RECORDS FOR THE EXERCISE
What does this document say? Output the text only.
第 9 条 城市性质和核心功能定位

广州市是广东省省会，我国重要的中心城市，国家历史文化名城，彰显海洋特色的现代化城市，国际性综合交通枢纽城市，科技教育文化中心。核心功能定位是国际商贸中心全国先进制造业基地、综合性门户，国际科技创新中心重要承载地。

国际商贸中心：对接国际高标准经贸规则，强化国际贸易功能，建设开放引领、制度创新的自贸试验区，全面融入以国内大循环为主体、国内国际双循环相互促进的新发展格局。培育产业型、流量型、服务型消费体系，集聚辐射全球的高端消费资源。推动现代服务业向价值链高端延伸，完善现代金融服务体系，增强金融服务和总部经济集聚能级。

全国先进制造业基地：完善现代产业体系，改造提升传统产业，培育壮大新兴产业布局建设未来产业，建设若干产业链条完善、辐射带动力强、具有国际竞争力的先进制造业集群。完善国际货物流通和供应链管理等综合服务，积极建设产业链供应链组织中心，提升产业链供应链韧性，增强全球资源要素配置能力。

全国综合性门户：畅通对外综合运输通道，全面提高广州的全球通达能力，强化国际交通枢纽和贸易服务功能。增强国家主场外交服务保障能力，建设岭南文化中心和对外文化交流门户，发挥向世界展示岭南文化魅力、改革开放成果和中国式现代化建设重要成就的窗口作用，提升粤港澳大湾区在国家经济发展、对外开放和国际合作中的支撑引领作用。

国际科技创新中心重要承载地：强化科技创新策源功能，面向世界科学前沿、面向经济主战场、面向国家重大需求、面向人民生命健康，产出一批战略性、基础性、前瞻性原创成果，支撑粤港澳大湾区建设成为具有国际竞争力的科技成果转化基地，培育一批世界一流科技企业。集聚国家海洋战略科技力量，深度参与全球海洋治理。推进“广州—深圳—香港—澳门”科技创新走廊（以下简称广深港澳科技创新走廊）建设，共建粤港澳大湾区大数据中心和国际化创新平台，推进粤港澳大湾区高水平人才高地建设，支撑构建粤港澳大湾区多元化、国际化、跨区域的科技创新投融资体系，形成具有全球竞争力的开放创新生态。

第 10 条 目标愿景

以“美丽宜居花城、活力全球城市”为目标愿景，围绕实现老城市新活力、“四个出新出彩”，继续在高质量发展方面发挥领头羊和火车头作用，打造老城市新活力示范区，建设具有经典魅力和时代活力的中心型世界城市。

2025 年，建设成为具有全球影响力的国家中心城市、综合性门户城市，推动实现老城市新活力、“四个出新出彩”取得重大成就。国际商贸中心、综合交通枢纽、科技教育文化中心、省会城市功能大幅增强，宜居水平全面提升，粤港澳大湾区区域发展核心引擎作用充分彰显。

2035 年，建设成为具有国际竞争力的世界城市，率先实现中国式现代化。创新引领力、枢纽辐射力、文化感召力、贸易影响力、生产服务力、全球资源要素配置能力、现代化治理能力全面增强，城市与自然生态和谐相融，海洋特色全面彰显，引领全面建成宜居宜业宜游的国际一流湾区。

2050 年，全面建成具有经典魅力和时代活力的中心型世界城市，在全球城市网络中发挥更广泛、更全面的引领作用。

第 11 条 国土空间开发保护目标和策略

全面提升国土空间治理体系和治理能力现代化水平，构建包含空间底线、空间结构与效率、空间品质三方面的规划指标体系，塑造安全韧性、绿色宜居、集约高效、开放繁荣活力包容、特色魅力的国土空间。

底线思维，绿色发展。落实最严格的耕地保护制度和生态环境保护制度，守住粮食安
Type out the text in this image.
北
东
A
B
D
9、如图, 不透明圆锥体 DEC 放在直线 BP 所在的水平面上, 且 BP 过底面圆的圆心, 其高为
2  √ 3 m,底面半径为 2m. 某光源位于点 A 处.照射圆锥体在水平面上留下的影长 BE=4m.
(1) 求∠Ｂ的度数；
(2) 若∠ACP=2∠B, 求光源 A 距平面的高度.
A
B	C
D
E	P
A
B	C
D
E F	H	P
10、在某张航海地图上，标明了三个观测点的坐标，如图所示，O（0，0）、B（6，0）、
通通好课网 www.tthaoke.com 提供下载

WHAT YOU HAVE TO DO
Copy whichever lines in the listing above contain the word "text".

CORRECT RESPONSE
What does this document say? Output the text only.
Type out the text in this image.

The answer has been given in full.